- [Data items]:

════════

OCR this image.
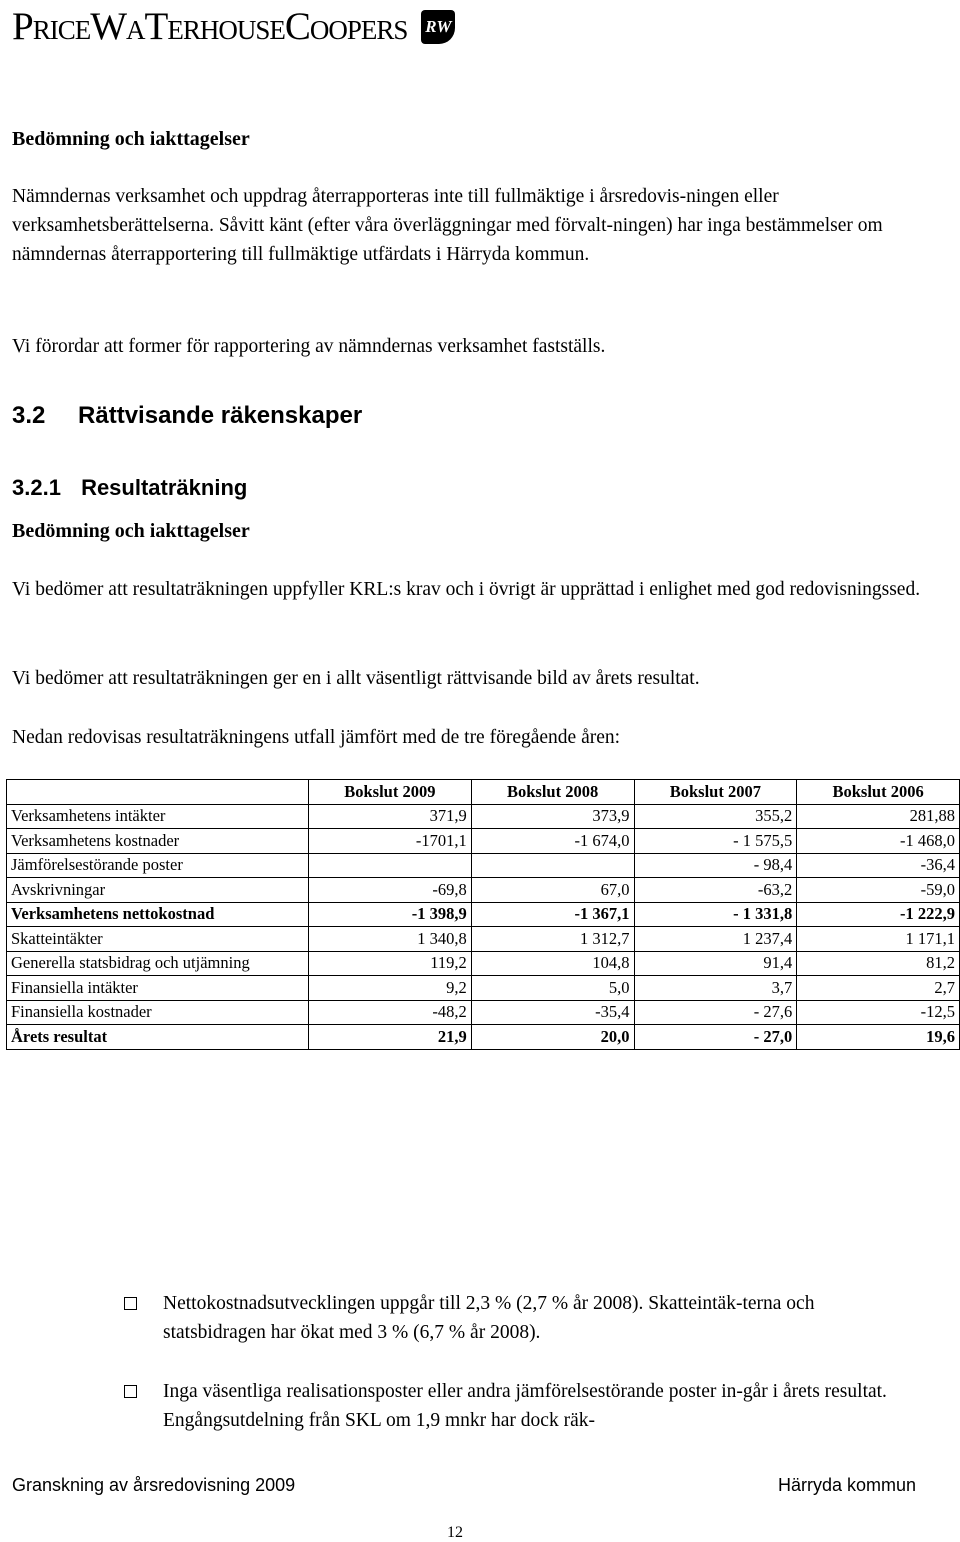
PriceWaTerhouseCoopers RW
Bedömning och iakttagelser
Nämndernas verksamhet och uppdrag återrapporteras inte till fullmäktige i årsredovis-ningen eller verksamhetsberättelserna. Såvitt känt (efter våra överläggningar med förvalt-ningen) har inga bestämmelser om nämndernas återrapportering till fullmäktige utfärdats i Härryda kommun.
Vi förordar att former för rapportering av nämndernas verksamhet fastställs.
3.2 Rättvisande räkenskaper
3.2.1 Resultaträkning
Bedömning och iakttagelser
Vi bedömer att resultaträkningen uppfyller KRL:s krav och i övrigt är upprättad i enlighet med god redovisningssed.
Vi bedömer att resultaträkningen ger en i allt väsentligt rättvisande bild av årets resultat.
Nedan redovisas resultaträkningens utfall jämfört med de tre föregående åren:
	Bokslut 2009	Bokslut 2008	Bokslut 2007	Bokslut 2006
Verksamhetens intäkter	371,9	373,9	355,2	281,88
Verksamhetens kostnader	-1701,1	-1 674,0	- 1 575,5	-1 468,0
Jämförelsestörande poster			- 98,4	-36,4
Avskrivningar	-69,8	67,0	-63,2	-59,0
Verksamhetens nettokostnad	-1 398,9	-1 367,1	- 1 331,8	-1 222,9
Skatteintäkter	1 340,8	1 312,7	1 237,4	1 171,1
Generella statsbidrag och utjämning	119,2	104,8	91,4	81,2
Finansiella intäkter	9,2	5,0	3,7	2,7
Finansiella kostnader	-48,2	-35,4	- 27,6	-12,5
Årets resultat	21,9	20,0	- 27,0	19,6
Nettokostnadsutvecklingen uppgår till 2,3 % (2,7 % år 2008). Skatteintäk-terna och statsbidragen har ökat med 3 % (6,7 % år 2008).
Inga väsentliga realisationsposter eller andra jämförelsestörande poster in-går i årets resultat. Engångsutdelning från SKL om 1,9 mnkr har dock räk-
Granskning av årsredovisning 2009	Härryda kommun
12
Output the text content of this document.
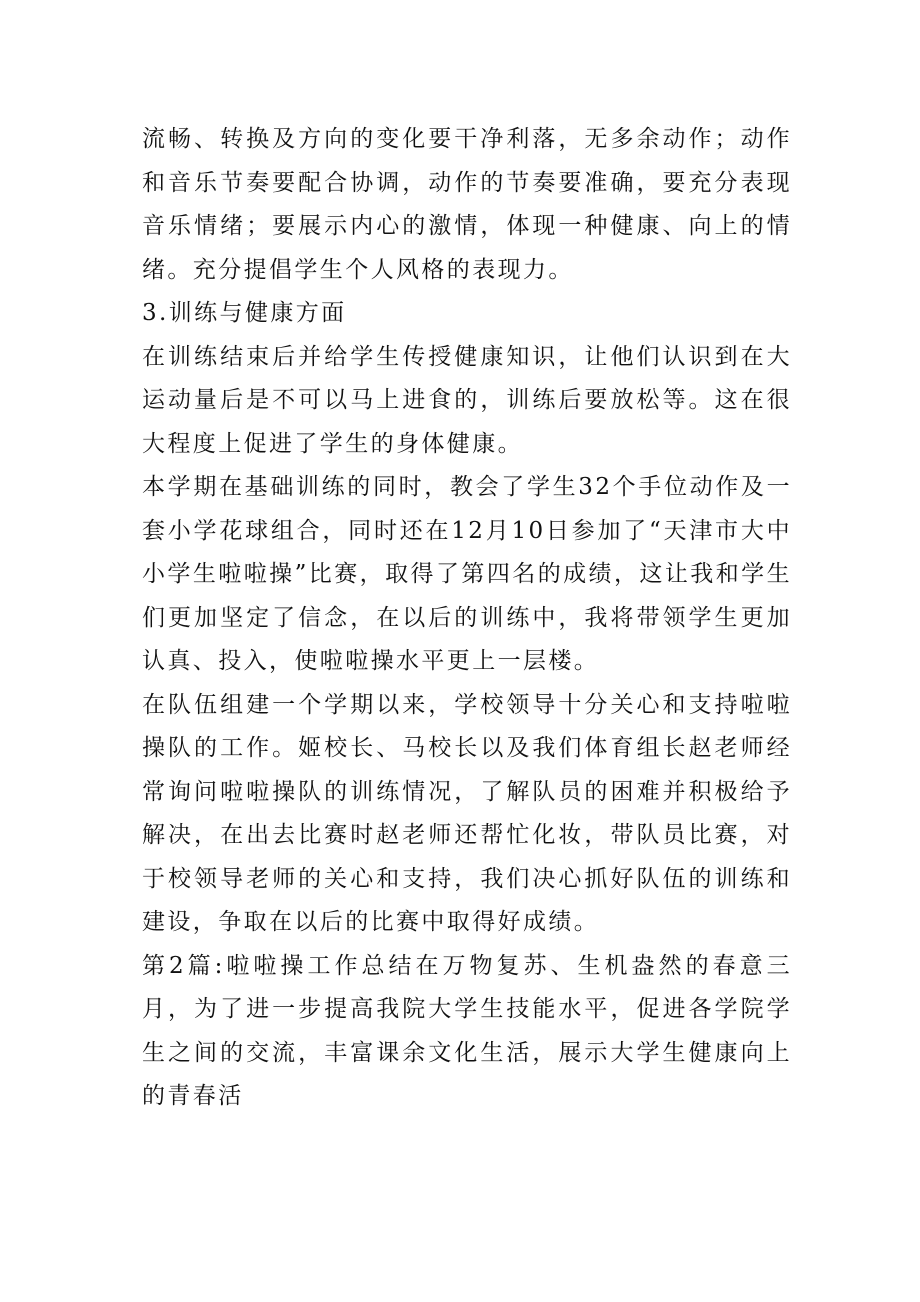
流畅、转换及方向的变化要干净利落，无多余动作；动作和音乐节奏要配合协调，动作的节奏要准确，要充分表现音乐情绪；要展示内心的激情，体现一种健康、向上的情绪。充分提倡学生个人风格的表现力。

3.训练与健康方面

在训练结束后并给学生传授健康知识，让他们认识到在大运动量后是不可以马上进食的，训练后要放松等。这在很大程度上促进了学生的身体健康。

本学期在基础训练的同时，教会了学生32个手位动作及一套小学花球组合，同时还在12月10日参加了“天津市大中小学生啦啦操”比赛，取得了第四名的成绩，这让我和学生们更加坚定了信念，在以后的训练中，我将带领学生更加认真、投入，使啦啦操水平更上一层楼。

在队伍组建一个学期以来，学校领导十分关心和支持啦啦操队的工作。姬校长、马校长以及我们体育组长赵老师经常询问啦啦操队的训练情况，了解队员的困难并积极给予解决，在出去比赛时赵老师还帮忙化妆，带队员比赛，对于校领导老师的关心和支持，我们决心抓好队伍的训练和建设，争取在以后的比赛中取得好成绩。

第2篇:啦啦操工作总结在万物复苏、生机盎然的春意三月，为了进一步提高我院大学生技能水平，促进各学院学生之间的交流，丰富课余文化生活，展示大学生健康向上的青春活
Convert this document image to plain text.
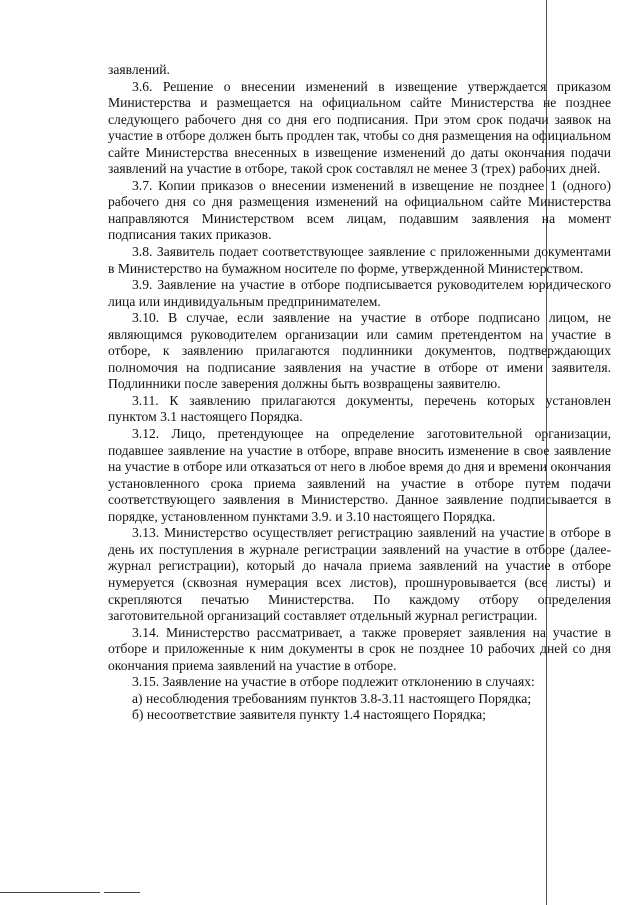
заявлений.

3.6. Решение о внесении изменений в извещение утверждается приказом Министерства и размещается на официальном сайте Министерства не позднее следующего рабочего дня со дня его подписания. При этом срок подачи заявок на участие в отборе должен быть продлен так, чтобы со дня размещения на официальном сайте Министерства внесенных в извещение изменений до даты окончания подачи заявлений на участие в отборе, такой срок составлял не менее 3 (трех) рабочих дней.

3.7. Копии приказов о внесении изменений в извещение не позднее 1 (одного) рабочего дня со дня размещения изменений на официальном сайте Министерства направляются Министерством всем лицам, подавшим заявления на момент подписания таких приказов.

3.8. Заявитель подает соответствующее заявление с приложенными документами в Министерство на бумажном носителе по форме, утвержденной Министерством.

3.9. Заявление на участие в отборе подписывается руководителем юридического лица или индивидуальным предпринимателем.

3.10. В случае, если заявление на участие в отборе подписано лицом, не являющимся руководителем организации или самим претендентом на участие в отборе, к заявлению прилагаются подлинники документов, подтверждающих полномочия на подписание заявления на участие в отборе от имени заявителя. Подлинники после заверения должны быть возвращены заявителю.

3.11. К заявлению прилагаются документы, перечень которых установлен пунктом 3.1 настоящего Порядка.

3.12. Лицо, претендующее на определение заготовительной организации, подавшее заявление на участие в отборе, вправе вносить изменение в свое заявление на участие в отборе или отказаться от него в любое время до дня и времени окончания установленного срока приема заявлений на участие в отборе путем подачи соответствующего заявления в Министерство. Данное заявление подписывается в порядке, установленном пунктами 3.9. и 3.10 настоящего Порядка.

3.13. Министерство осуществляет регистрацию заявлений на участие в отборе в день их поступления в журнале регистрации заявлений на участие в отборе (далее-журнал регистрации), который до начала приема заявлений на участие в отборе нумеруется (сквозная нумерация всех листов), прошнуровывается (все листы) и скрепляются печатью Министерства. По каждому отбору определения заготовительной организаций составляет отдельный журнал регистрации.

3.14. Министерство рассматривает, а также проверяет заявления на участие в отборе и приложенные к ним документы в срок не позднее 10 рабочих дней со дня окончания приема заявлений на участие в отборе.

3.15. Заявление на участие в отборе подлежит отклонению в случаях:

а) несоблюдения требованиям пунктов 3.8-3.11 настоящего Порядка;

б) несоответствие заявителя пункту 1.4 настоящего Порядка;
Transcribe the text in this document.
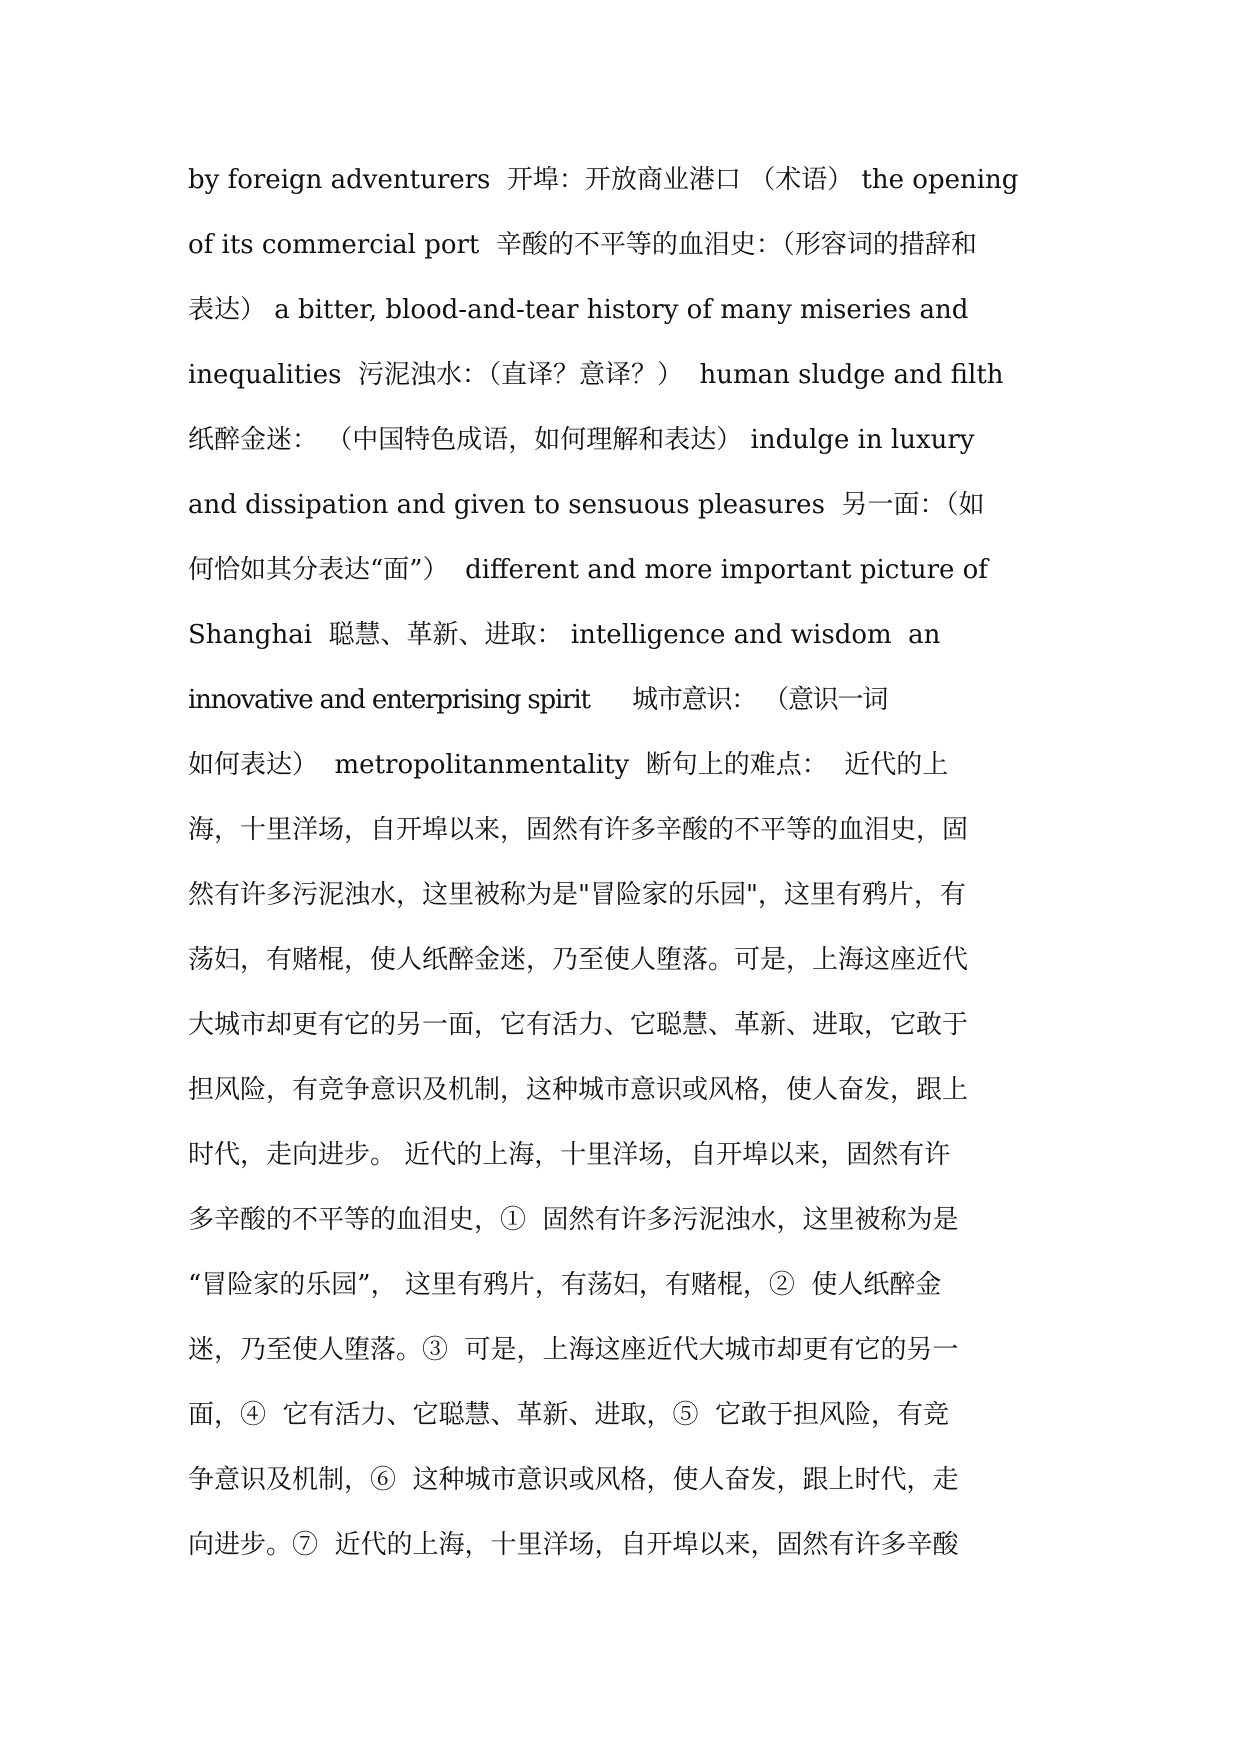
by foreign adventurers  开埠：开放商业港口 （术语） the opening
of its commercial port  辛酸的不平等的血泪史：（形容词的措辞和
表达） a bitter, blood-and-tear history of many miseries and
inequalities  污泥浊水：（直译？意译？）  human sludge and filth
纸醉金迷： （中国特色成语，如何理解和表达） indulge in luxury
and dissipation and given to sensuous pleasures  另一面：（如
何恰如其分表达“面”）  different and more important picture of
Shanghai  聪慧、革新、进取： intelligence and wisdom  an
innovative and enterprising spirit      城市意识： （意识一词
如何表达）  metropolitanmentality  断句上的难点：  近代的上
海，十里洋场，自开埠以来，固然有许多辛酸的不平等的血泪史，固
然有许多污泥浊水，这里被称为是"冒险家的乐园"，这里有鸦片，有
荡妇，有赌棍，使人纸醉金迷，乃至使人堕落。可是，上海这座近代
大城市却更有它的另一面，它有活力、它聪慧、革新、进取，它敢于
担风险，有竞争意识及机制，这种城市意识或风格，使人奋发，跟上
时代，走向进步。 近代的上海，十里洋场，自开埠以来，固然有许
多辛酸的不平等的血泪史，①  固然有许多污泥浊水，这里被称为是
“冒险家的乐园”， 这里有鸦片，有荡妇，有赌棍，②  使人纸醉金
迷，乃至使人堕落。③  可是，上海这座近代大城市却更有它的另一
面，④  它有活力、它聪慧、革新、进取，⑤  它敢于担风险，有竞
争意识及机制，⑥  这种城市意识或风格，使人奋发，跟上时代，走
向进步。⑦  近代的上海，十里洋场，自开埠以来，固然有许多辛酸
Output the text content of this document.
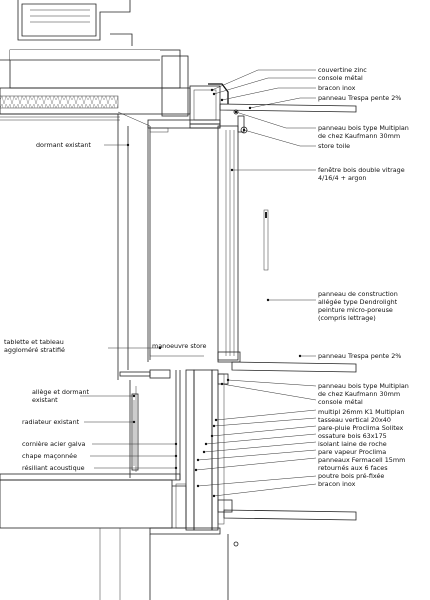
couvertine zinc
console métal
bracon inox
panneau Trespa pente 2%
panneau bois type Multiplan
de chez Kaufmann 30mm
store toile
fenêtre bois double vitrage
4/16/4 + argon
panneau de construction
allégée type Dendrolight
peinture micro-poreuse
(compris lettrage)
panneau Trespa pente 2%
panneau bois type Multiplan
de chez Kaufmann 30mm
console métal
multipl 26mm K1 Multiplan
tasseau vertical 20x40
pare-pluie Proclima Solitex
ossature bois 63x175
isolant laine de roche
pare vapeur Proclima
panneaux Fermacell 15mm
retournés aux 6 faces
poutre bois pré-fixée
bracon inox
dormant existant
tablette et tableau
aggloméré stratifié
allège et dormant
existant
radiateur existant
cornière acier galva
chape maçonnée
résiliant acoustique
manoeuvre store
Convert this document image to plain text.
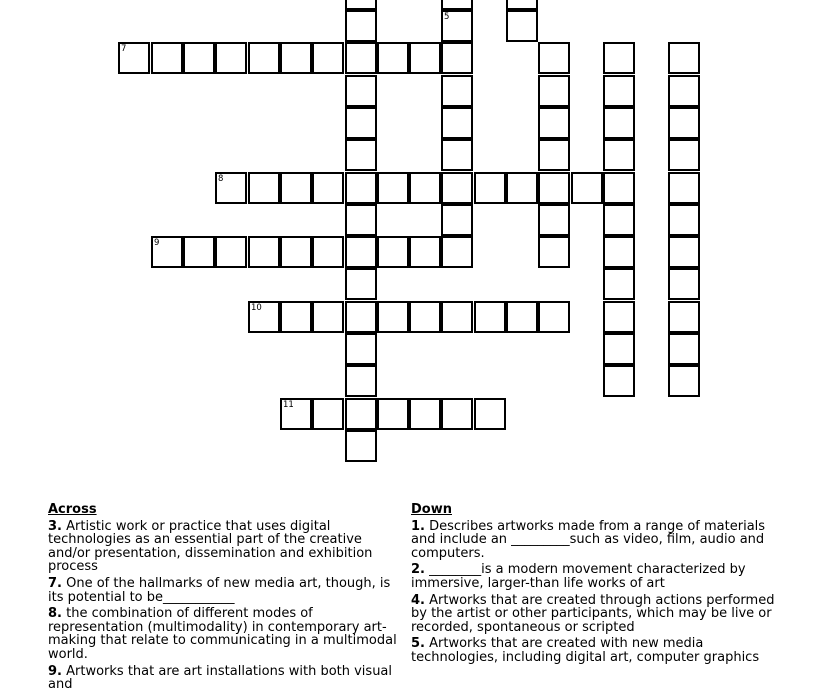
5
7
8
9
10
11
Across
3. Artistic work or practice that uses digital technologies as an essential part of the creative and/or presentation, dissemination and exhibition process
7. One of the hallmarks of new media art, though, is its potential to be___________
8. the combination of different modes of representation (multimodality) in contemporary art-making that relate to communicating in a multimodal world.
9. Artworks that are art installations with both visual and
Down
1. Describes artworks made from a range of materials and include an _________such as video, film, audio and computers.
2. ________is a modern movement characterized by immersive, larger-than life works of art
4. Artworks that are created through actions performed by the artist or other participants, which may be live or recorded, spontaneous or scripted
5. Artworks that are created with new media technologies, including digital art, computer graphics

════════

- [STATED GOAL]: In the records above, find each line with the word "Порядка" and copy it.

- [ANSWER]:
3.11. К заявлению прилагаются документы, перечень которых установлен пунктом 3.1 настоящего Порядка.
3.12. Лицо, претендующее на определение заготовительной организации, подавшее заявление на участие в отборе, вправе вносить изменение в свое заявление на участие в отборе или отказаться от него в любое время до дня и времени окончания установленного срока приема заявлений на участие в отборе путем подачи соответствующего заявления в Министерство. Данное заявление подписывается в порядке, установленном пунктами 3.9. и 3.10 настоящего Порядка.
а) несоблюдения требованиям пунктов 3.8-3.11 настоящего Порядка;
б) несоответствие заявителя пункту 1.4 настоящего Порядка;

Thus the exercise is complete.